**What you are asked to do**
Pick out each line containing the string "mobile" and copy it.

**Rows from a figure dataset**
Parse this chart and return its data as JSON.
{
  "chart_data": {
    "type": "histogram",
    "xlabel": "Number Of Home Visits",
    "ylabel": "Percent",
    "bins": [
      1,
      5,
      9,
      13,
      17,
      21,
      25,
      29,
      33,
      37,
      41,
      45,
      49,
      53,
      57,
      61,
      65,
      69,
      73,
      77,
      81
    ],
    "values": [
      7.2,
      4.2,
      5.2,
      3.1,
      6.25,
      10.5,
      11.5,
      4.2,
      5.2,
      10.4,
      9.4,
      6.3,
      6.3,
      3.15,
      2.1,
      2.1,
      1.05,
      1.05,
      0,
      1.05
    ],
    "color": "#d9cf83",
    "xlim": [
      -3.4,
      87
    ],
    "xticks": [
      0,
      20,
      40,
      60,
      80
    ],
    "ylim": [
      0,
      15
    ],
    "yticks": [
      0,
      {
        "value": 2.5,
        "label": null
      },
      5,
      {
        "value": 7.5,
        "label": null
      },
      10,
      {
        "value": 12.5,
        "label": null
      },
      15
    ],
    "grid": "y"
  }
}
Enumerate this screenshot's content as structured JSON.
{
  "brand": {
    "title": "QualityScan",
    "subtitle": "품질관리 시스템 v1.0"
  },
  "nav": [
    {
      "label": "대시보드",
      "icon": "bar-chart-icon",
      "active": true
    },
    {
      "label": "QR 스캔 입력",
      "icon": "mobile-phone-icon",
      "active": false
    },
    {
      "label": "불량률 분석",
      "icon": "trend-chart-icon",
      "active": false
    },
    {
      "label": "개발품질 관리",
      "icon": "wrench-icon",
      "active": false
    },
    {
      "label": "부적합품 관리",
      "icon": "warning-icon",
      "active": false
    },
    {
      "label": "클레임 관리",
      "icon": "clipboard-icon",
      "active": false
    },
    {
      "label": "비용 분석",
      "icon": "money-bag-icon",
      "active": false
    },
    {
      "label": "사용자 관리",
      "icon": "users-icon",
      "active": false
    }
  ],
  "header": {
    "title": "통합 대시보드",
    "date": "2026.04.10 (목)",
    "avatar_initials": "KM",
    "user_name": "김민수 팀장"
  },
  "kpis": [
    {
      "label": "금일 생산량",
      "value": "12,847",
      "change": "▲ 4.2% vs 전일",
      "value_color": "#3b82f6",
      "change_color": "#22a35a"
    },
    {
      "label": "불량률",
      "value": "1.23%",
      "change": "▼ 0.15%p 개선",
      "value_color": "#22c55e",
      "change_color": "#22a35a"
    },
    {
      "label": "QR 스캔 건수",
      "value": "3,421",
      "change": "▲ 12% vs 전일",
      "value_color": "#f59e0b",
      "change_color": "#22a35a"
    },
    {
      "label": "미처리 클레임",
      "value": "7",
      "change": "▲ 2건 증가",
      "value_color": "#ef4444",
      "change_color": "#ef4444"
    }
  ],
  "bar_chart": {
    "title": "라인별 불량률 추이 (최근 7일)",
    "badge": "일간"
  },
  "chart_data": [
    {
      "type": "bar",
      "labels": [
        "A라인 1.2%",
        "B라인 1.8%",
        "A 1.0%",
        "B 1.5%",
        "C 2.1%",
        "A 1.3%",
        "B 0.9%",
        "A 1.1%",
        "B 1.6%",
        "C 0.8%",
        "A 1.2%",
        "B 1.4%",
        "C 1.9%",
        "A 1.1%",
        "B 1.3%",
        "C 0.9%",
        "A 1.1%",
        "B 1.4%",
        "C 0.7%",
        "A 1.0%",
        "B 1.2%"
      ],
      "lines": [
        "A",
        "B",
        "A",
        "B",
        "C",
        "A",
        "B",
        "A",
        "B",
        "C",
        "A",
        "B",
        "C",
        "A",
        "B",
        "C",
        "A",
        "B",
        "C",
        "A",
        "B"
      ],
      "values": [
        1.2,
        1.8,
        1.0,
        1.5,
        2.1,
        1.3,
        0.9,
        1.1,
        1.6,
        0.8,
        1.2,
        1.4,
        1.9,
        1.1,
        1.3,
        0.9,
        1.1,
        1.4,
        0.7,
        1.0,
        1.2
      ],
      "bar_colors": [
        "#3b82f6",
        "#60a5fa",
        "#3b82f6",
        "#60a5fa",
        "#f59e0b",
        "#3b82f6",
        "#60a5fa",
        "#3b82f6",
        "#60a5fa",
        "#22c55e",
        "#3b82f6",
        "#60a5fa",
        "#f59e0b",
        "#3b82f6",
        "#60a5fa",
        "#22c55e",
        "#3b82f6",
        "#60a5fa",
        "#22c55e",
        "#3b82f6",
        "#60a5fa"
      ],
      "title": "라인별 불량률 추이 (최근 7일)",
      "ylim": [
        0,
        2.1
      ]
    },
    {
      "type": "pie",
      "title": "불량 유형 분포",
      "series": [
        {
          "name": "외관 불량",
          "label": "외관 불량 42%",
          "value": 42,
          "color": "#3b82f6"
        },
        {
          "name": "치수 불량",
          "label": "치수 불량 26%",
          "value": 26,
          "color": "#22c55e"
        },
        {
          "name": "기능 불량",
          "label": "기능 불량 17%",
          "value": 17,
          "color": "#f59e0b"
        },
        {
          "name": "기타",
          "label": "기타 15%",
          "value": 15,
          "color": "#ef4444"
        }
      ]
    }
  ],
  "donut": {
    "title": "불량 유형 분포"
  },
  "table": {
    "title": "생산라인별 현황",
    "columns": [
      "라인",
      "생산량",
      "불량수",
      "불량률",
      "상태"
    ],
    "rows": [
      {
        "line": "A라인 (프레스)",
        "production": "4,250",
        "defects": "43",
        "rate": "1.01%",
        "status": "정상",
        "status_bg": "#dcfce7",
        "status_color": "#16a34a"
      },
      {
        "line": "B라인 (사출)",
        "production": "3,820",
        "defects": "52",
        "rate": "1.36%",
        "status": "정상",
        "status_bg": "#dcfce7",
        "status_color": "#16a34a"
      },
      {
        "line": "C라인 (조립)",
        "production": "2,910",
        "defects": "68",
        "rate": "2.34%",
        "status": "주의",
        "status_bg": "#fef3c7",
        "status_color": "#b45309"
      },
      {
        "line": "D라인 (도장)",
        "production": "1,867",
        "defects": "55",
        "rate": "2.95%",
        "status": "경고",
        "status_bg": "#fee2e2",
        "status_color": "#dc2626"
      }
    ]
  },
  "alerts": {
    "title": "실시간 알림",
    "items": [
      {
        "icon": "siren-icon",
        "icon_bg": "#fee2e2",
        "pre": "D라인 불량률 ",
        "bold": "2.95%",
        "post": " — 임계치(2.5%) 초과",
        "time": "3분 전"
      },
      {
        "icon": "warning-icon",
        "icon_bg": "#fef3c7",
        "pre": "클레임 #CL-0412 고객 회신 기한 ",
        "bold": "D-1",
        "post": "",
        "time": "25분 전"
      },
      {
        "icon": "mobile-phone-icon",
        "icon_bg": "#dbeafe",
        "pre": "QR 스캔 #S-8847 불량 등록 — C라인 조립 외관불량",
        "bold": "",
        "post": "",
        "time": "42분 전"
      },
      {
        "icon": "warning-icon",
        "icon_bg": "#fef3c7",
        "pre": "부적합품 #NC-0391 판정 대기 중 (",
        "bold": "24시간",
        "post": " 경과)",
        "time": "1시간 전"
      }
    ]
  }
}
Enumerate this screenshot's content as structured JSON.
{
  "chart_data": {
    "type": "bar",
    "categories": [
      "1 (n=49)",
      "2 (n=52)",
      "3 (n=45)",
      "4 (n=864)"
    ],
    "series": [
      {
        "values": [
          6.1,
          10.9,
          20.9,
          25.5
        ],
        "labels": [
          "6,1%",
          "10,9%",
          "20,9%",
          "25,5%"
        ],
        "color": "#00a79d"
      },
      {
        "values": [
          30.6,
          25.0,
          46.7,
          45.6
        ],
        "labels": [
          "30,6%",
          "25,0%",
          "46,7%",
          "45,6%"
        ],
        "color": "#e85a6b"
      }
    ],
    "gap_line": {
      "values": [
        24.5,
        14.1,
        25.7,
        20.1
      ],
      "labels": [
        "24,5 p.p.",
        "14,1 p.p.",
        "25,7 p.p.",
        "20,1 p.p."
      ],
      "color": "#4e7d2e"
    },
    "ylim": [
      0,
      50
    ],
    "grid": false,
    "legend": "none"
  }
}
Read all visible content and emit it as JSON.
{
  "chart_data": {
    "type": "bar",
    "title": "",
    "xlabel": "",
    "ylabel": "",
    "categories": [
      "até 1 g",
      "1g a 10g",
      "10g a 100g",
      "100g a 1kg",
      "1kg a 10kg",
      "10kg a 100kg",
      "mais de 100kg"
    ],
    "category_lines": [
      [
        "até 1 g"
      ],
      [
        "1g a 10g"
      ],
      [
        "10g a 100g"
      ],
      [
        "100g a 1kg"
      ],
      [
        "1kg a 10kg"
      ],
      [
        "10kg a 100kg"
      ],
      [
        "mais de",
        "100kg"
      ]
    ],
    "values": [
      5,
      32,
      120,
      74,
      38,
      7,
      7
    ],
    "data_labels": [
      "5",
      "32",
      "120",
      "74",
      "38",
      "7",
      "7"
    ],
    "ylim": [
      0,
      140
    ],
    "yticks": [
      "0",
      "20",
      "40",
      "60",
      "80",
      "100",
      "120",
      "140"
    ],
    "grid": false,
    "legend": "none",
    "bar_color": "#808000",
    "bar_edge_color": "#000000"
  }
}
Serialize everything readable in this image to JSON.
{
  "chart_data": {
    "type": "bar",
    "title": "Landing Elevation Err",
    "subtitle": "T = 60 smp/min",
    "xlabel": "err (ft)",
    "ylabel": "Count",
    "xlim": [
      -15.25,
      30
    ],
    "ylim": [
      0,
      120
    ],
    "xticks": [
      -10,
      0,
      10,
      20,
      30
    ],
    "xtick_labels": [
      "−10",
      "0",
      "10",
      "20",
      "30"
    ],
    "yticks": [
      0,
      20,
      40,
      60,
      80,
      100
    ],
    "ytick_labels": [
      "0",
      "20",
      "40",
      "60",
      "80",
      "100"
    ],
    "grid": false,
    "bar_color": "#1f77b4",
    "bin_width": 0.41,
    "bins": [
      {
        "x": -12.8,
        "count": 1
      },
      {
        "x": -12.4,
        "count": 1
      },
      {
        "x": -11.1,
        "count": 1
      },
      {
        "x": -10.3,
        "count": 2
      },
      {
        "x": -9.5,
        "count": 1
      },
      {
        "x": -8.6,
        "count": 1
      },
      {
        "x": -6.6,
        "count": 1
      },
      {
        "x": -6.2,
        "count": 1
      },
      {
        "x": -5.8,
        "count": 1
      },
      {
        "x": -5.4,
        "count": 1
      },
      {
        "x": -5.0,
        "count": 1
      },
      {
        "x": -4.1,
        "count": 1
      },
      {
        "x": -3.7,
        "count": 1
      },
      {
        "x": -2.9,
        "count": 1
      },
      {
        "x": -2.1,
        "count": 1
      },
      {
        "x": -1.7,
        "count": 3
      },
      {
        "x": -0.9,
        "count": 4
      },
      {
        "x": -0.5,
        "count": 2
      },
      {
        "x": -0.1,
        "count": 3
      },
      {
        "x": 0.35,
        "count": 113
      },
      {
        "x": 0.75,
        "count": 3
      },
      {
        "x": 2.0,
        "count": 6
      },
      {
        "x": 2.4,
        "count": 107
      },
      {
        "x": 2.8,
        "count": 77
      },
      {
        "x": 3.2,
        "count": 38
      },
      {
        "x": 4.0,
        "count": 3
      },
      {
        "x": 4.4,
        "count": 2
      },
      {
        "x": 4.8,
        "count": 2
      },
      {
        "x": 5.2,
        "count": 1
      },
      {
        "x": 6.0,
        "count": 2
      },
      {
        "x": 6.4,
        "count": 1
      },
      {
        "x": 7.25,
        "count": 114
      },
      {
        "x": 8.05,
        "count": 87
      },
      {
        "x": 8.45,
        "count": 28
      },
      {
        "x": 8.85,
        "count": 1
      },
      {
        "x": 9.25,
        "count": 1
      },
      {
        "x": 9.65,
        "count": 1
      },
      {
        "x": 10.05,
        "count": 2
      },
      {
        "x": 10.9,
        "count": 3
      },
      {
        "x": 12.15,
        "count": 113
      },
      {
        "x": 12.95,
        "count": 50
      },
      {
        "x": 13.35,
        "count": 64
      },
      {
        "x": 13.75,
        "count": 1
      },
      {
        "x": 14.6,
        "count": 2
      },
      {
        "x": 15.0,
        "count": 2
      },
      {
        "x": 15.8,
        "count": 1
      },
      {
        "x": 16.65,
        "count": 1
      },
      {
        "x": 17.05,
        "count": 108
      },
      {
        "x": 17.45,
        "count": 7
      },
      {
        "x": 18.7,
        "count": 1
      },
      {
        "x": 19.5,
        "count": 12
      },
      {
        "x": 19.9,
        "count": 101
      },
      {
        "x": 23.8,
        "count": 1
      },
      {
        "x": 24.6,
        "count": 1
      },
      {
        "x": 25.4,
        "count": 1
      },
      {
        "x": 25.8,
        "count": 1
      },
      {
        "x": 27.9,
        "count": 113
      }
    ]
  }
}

**Full output**
      "icon": "mobile-phone-icon",
        "icon": "mobile-phone-icon",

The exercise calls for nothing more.